■ **AUFGABENSTELLUNG**
Gib alles von der Zeile mit „tree-partition-9[interactable]: 分区(9) [80, 278, 163, 300]“ bis hinunter zur Zeile mit „column-type[interactable]: 文件类型 [618, 201, 724, 227]“ unverändert wieder, beide Zeilen eingeschlossen.

■ **EINGABEDATEN**
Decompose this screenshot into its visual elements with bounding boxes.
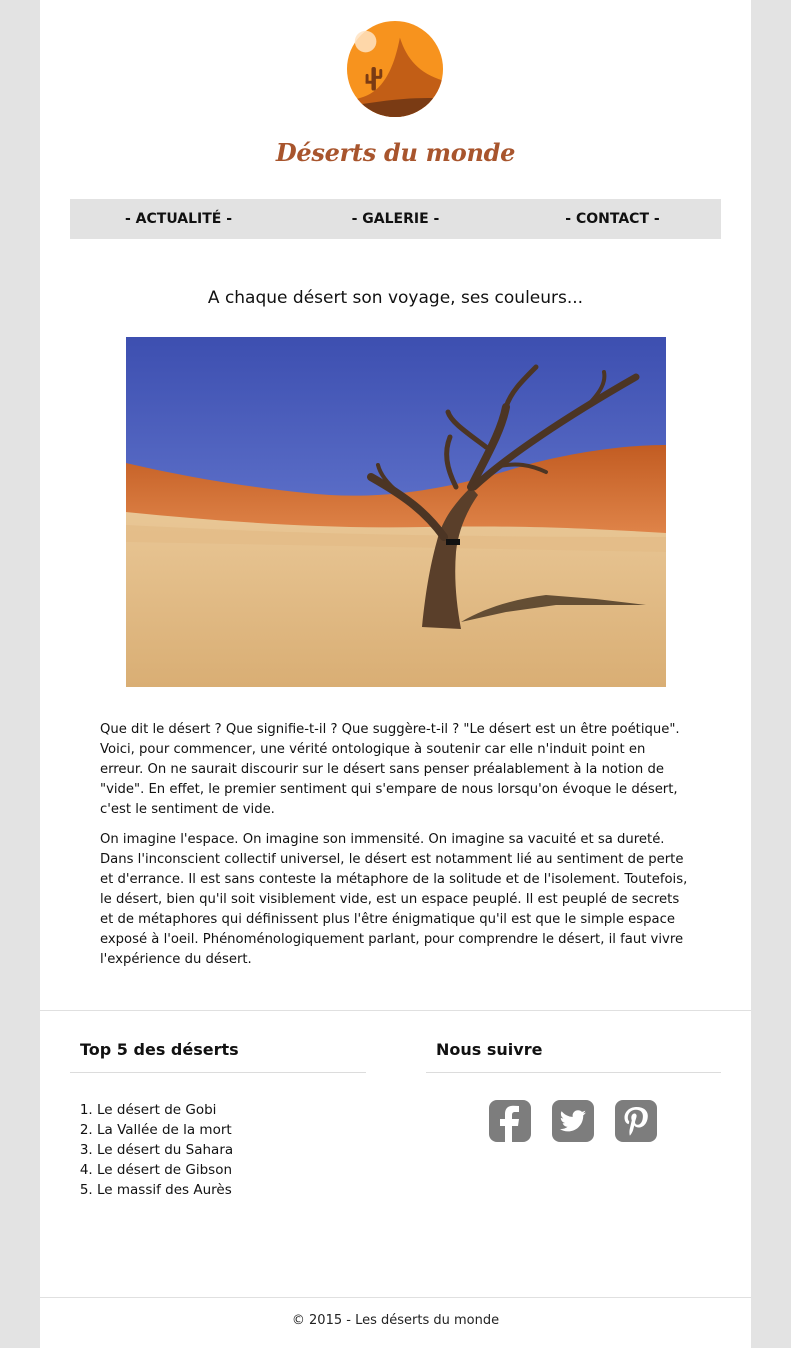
list-item: Le désert de Gobi [97, 1100, 233, 1120]
follow-rule [426, 1072, 721, 1073]
list-item: Le désert de Gibson [97, 1160, 233, 1180]
footer-copyright: © 2015 - Les déserts du monde [291, 1313, 500, 1328]
dead-tree-in-desert-image [126, 337, 666, 687]
follow-title: Nous suivre [436, 1040, 543, 1059]
facebook-icon[interactable] [489, 1100, 531, 1142]
section-divider [40, 1010, 751, 1011]
site-title: Déserts du monde [275, 138, 516, 167]
pinterest-icon[interactable] [615, 1100, 657, 1142]
desert-sun-cactus-icon [346, 20, 444, 118]
twitter-icon[interactable] [552, 1100, 594, 1142]
article-paragraph: Que dit le désert ? Que signifie-t-il ? … [100, 722, 680, 817]
list-item: La Vallée de la mort [97, 1120, 233, 1140]
top5-rule [70, 1072, 366, 1073]
list-item: Le massif des Aurès [97, 1180, 233, 1200]
nav-item-galerie[interactable]: - GALERIE - [287, 211, 504, 227]
list-item: Le désert du Sahara [97, 1140, 233, 1160]
page: Déserts du monde - ACTUALITÉ - - GALERIE… [40, 0, 751, 1348]
article-paragraph: On imagine l'espace. On imagine son imme… [100, 832, 688, 967]
main-nav: - ACTUALITÉ - - GALERIE - - CONTACT - [70, 199, 721, 239]
nav-item-contact[interactable]: - CONTACT - [504, 211, 721, 227]
page-headline: A chaque désert son voyage, ses couleurs… [207, 288, 584, 308]
article-body: Que dit le désert ? Que signifie-t-il ? … [100, 720, 692, 980]
footer-divider [40, 1297, 751, 1298]
nav-item-actualite[interactable]: - ACTUALITÉ - [70, 211, 287, 227]
top5-title: Top 5 des déserts [80, 1040, 239, 1059]
top5-list: Le désert de Gobi La Vallée de la mort L… [80, 1100, 233, 1200]
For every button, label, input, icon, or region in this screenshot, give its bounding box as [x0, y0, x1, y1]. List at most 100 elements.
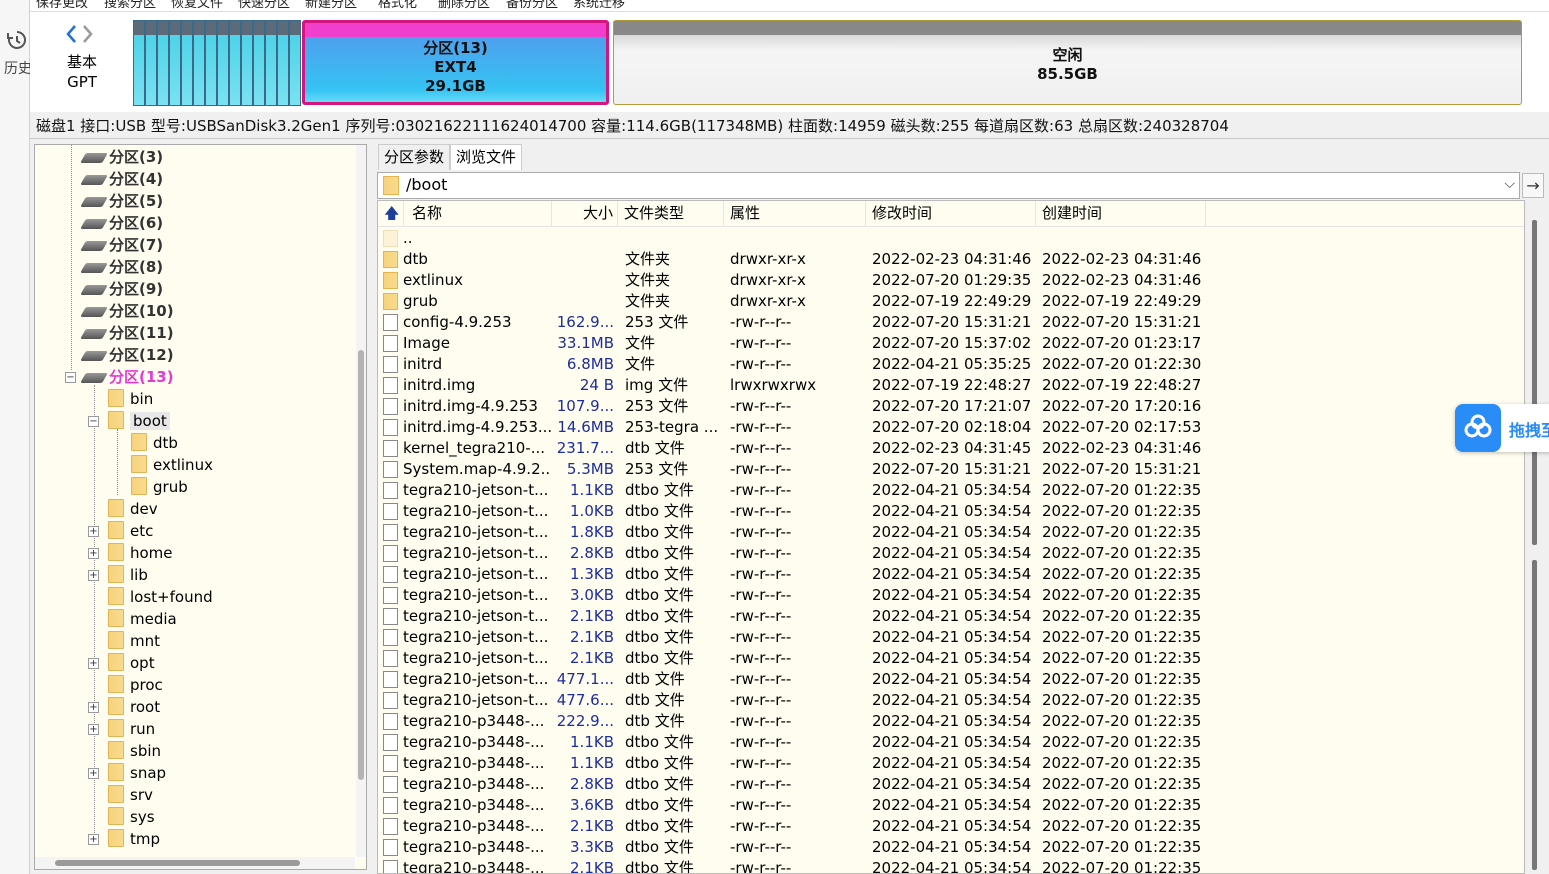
tree-partition-9[interactable]: 分区(9) [80, 278, 163, 300]
scrollbar-track-segment[interactable] [1532, 560, 1537, 870]
column-size[interactable]: 大小 [552, 201, 618, 227]
column-attr[interactable]: 属性 [724, 201, 866, 227]
collapse-icon[interactable]: − [65, 372, 76, 383]
tree-folder-sbin[interactable]: sbin [108, 740, 161, 762]
column-type[interactable]: 文件类型 [618, 201, 724, 227]
file-row[interactable]: tegra210-jetson-t... 2.1KB dtbo 文件 -rw-r--r… [378, 606, 1524, 627]
tree-horizontal-scrollbar[interactable] [35, 857, 355, 869]
tree-folder-extlinux[interactable]: extlinux [131, 454, 213, 476]
file-row[interactable]: System.map-4.9.2... 5.3MB 253 文件 -rw-r--r--… [378, 459, 1524, 480]
partition-block[interactable] [205, 20, 217, 106]
tree-folder-bin[interactable]: bin [108, 388, 153, 410]
tree-folder-home[interactable]: home [108, 542, 173, 564]
tree-folder-dev[interactable]: dev [108, 498, 158, 520]
tree-partition-12[interactable]: 分区(12) [80, 344, 174, 366]
toolbar-new-partition-button[interactable]: 新建分区 [305, 0, 357, 11]
history-icon[interactable] [7, 30, 27, 50]
tree-partition-13[interactable]: 分区(13) [80, 366, 174, 388]
file-row[interactable]: tegra210-p3448-... 222.9... dtb 文件 -rw-r--r… [378, 711, 1524, 732]
drag-upload-widget[interactable]: 拖拽至 [1455, 404, 1549, 452]
tree-partition-10[interactable]: 分区(10) [80, 300, 174, 322]
partition-block[interactable] [217, 20, 229, 106]
path-text[interactable]: /boot [406, 175, 447, 194]
selected-partition-block[interactable]: 分区(13) EXT4 29.1GB [302, 20, 609, 105]
tree-partition-11[interactable]: 分区(11) [80, 322, 174, 344]
partition-block[interactable] [229, 20, 241, 106]
tree-partition-3[interactable]: 分区(3) [80, 146, 163, 168]
toolbar-recover-files-button[interactable]: 恢复文件 [171, 0, 223, 11]
tree-folder-tmp[interactable]: tmp [108, 828, 160, 850]
scrollbar-thumb[interactable] [1532, 220, 1537, 545]
toolbar-quick-partition-button[interactable]: 快速分区 [238, 0, 290, 11]
partition-block[interactable] [145, 20, 157, 106]
expand-icon[interactable]: + [88, 658, 99, 669]
tree-folder-etc[interactable]: etc [108, 520, 153, 542]
column-name[interactable]: 名称 [406, 201, 552, 227]
file-row[interactable]: tegra210-jetson-t... 1.0KB dtbo 文件 -rw-r--r… [378, 501, 1524, 522]
tab-browse-files[interactable]: 浏览文件 [450, 144, 523, 170]
expand-icon[interactable]: + [88, 526, 99, 537]
partition-block[interactable] [181, 20, 193, 106]
tree-folder-lib[interactable]: lib [108, 564, 148, 586]
expand-icon[interactable]: + [88, 548, 99, 559]
file-list-scrollbar[interactable] [1528, 200, 1542, 874]
tree-partition-6[interactable]: 分区(6) [80, 212, 163, 234]
file-row[interactable]: Image 33.1MB 文件 -rw-r--r-- 2022-07-20 15:37:… [378, 333, 1524, 354]
tree-partition-4[interactable]: 分区(4) [80, 168, 163, 190]
file-row[interactable]: config-4.9.253 162.9... 253 文件 -rw-r--r-- 20… [378, 312, 1524, 333]
file-row[interactable]: tegra210-jetson-t... 1.3KB dtbo 文件 -rw-r--r… [378, 564, 1524, 585]
file-row[interactable]: tegra210-jetson-t... 3.0KB dtbo 文件 -rw-r--r… [378, 585, 1524, 606]
file-row[interactable]: initrd 6.8MB 文件 -rw-r--r-- 2022-04-21 05:35:… [378, 354, 1524, 375]
expand-icon[interactable]: + [88, 702, 99, 713]
partition-block[interactable] [193, 20, 205, 106]
file-row[interactable]: tegra210-jetson-t... 1.8KB dtbo 文件 -rw-r--r… [378, 522, 1524, 543]
partition-block[interactable] [169, 20, 181, 106]
toolbar-delete-partition-button[interactable]: 删除分区 [438, 0, 490, 11]
partition-block[interactable] [133, 20, 145, 106]
file-row[interactable]: initrd.img 24 B img 文件 lrwxrwxrwx 2022-07-19… [378, 375, 1524, 396]
file-row[interactable]: grub 文件夹 drwxr-xr-x 2022-07-19 22:49:29 2022… [378, 291, 1524, 312]
toolbar-backup-partition-button[interactable]: 备份分区 [506, 0, 558, 11]
file-row[interactable]: .. [378, 228, 1524, 249]
column-modified[interactable]: 修改时间 [866, 201, 1036, 227]
toolbar-save-button[interactable]: 保存更改 [36, 0, 88, 11]
file-row[interactable]: tegra210-jetson-t... 1.1KB dtbo 文件 -rw-r--r… [378, 480, 1524, 501]
expand-icon[interactable]: + [88, 768, 99, 779]
column-created[interactable]: 创建时间 [1036, 201, 1206, 227]
expand-icon[interactable]: + [88, 834, 99, 845]
up-folder-icon[interactable]: 🡅 [378, 201, 404, 227]
tree-partition-8[interactable]: 分区(8) [80, 256, 163, 278]
file-row[interactable]: tegra210-p3448-... 2.1KB dtbo 文件 -rw-r--r--… [378, 816, 1524, 837]
file-row[interactable]: tegra210-jetson-t... 477.1... dtb 文件 -rw-r-… [378, 669, 1524, 690]
file-row[interactable]: tegra210-p3448-... 1.1KB dtbo 文件 -rw-r--r--… [378, 732, 1524, 753]
file-row[interactable]: initrd.img-4.9.253 107.9... 253 文件 -rw-r--r… [378, 396, 1524, 417]
file-row[interactable]: dtb 文件夹 drwxr-xr-x 2022-02-23 04:31:46 2022-… [378, 249, 1524, 270]
tree-folder-boot[interactable]: boot [108, 410, 170, 432]
partition-block[interactable] [265, 20, 277, 106]
tree-partition-5[interactable]: 分区(5) [80, 190, 163, 212]
partition-block[interactable] [241, 20, 253, 106]
tree-folder-lost-found[interactable]: lost+found [108, 586, 213, 608]
file-row[interactable]: extlinux 文件夹 drwxr-xr-x 2022-07-20 01:29:35… [378, 270, 1524, 291]
tree-folder-grub[interactable]: grub [131, 476, 188, 498]
file-row[interactable]: kernel_tegra210-... 231.7... dtb 文件 -rw-r--… [378, 438, 1524, 459]
tree-folder-proc[interactable]: proc [108, 674, 163, 696]
tree-vertical-scrollbar[interactable] [356, 145, 366, 857]
toolbar-search-partition-button[interactable]: 搜索分区 [104, 0, 156, 11]
partition-block[interactable] [157, 20, 169, 106]
tree-folder-srv[interactable]: srv [108, 784, 153, 806]
go-arrow-button[interactable]: → [1522, 173, 1544, 198]
tree-folder-dtb[interactable]: dtb [131, 432, 178, 454]
file-row[interactable]: tegra210-jetson-t... 2.1KB dtbo 文件 -rw-r--r… [378, 627, 1524, 648]
partition-block[interactable] [289, 20, 301, 106]
file-row[interactable]: tegra210-jetson-t... 477.6... dtb 文件 -rw-r-… [378, 690, 1524, 711]
tree-folder-root[interactable]: root [108, 696, 160, 718]
file-row[interactable]: initrd.img-4.9.253... 14.6MB 253-tegra ...… [378, 417, 1524, 438]
path-input[interactable]: /boot ⌵ [377, 172, 1520, 199]
history-label[interactable]: 历史 [4, 58, 32, 78]
expand-icon[interactable]: + [88, 570, 99, 581]
tree-folder-run[interactable]: run [108, 718, 155, 740]
partition-block[interactable] [277, 20, 289, 106]
tree-folder-mnt[interactable]: mnt [108, 630, 160, 652]
scrollbar-thumb[interactable] [55, 860, 300, 866]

■ **ERGEBNIS**
tree-partition-9[interactable]: 分区(9) [80, 278, 163, 300]
scrollbar-track-segment[interactable] [1532, 560, 1537, 870]
column-size[interactable]: 大小 [552, 201, 618, 227]
column-attr[interactable]: 属性 [724, 201, 866, 227]
collapse-icon[interactable]: − [65, 372, 76, 383]
tree-folder-sbin[interactable]: sbin [108, 740, 161, 762]
column-type[interactable]: 文件类型 [618, 201, 724, 227]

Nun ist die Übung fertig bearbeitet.